→ Given instruction
Print each line exactly as it is given.

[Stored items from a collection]
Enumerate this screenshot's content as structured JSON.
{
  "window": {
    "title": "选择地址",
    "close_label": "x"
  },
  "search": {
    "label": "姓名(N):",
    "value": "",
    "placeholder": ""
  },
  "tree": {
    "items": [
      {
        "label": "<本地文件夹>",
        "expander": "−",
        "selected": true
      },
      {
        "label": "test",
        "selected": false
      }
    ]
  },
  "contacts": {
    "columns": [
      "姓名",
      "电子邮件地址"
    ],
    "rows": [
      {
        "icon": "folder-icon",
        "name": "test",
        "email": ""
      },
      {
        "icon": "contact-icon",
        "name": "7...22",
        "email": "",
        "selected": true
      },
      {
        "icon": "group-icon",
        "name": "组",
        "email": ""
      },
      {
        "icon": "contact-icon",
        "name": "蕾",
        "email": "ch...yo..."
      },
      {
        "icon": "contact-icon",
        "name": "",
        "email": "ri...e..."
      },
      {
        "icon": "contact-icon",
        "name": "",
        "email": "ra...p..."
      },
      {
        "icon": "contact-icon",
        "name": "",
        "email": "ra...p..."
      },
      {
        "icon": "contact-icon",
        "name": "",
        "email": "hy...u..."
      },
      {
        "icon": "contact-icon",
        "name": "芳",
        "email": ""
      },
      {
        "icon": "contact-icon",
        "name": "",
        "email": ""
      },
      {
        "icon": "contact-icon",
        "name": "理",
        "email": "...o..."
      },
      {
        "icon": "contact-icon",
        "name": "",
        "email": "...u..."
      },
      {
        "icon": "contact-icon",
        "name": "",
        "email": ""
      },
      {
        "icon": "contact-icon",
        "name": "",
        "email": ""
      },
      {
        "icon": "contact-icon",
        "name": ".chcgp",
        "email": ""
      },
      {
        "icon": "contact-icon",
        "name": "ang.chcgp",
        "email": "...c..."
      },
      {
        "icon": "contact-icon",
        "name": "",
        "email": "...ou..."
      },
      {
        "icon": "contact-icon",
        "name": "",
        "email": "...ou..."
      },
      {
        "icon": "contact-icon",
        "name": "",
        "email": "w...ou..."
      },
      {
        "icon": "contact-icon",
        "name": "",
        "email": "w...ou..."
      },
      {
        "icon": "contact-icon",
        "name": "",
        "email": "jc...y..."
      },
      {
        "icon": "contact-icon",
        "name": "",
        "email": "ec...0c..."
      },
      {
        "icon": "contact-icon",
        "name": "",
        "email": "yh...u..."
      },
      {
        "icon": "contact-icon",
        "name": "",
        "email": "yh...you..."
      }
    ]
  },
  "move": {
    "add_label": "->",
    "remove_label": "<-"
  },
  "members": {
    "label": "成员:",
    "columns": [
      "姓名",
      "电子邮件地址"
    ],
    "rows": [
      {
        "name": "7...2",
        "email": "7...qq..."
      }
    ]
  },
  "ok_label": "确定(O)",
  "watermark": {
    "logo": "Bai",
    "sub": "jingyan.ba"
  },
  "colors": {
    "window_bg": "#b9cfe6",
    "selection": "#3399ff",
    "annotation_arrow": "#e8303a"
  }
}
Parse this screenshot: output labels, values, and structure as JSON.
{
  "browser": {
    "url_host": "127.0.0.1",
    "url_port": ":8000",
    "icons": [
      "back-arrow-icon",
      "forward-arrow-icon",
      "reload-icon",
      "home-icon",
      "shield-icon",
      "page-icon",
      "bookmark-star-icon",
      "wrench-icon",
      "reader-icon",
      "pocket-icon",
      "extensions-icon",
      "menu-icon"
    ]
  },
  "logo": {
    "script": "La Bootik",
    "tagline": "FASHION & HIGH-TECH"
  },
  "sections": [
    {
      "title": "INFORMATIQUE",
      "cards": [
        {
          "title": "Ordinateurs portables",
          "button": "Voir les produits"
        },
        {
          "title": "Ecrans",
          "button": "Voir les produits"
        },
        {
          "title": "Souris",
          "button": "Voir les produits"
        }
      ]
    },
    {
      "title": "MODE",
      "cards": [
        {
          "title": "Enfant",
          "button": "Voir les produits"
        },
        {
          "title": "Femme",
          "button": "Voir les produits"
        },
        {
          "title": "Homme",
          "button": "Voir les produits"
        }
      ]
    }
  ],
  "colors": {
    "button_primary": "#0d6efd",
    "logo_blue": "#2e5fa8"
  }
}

→ Response below
Enumerate this screenshot's content as structured JSON.
{
  "window": {
    "title": "选择地址",
    "close_label": "x"
  },
  "search": {
    "label": "姓名(N):",
    "value": "",
    "placeholder": ""
  },
  "tree": {
    "items": [
      {
        "label": "<本地文件夹>",
        "expander": "−",
        "selected": true
      },
      {
        "label": "test",
        "selected": false
      }
    ]
  },
  "contacts": {
    "columns": [
      "姓名",
      "电子邮件地址"
    ],
    "rows": [
      {
        "icon": "folder-icon",
        "name": "test",
        "email": ""
      },
      {
        "icon": "contact-icon",
        "name": "7...22",
        "email": "",
        "selected": true
      },
      {
        "icon": "group-icon",
        "name": "组",
        "email": ""
      },
      {
        "icon": "contact-icon",
        "name": "蕾",
        "email": "ch...yo..."
      },
      {
        "icon": "contact-icon",
        "name": "",
        "email": "ri...e..."
      },
      {
        "icon": "contact-icon",
        "name": "",
        "email": "ra...p..."
      },
      {
        "icon": "contact-icon",
        "name": "",
        "email": "ra...p..."
      },
      {
        "icon": "contact-icon",
        "name": "",
        "email": "hy...u..."
      },
      {
        "icon": "contact-icon",
        "name": "芳",
        "email": ""
      },
      {
        "icon": "contact-icon",
        "name": "",
        "email": ""
      },
      {
        "icon": "contact-icon",
        "name": "理",
        "email": "...o..."
      },
      {
        "icon": "contact-icon",
        "name": "",
        "email": "...u..."
      },
      {
        "icon": "contact-icon",
        "name": "",
        "email": ""
      },
      {
        "icon": "contact-icon",
        "name": "",
        "email": ""
      },
      {
        "icon": "contact-icon",
        "name": ".chcgp",
        "email": ""
      },
      {
        "icon": "contact-icon",
        "name": "ang.chcgp",
        "email": "...c..."
      },
      {
        "icon": "contact-icon",
        "name": "",
        "email": "...ou..."
      },
      {
        "icon": "contact-icon",
        "name": "",
        "email": "...ou..."
      },
      {
        "icon": "contact-icon",
        "name": "",
        "email": "w...ou..."
      },
      {
        "icon": "contact-icon",
        "name": "",
        "email": "w...ou..."
      },
      {
        "icon": "contact-icon",
        "name": "",
        "email": "jc...y..."
      },
      {
        "icon": "contact-icon",
        "name": "",
        "email": "ec...0c..."
      },
      {
        "icon": "contact-icon",
        "name": "",
        "email": "yh...u..."
      },
      {
        "icon": "contact-icon",
        "name": "",
        "email": "yh...you..."
      }
    ]
  },
  "move": {
    "add_label": "->",
    "remove_label": "<-"
  },
  "members": {
    "label": "成员:",
    "columns": [
      "姓名",
      "电子邮件地址"
    ],
    "rows": [
      {
        "name": "7...2",
        "email": "7...qq..."
      }
    ]
  },
  "ok_label": "确定(O)",
  "watermark": {
    "logo": "Bai",
    "sub": "jingyan.ba"
  },
  "colors": {
    "window_bg": "#b9cfe6",
    "selection": "#3399ff",
    "annotation_arrow": "#e8303a"
  }
}
Parse this screenshot: output labels, values, and structure as JSON.
{
  "browser": {
    "url_host": "127.0.0.1",
    "url_port": ":8000",
    "icons": [
      "back-arrow-icon",
      "forward-arrow-icon",
      "reload-icon",
      "home-icon",
      "shield-icon",
      "page-icon",
      "bookmark-star-icon",
      "wrench-icon",
      "reader-icon",
      "pocket-icon",
      "extensions-icon",
      "menu-icon"
    ]
  },
  "logo": {
    "script": "La Bootik",
    "tagline": "FASHION & HIGH-TECH"
  },
  "sections": [
    {
      "title": "INFORMATIQUE",
      "cards": [
        {
          "title": "Ordinateurs portables",
          "button": "Voir les produits"
        },
        {
          "title": "Ecrans",
          "button": "Voir les produits"
        },
        {
          "title": "Souris",
          "button": "Voir les produits"
        }
      ]
    },
    {
      "title": "MODE",
      "cards": [
        {
          "title": "Enfant",
          "button": "Voir les produits"
        },
        {
          "title": "Femme",
          "button": "Voir les produits"
        },
        {
          "title": "Homme",
          "button": "Voir les produits"
        }
      ]
    }
  ],
  "colors": {
    "button_primary": "#0d6efd",
    "logo_blue": "#2e5fa8"
  }
}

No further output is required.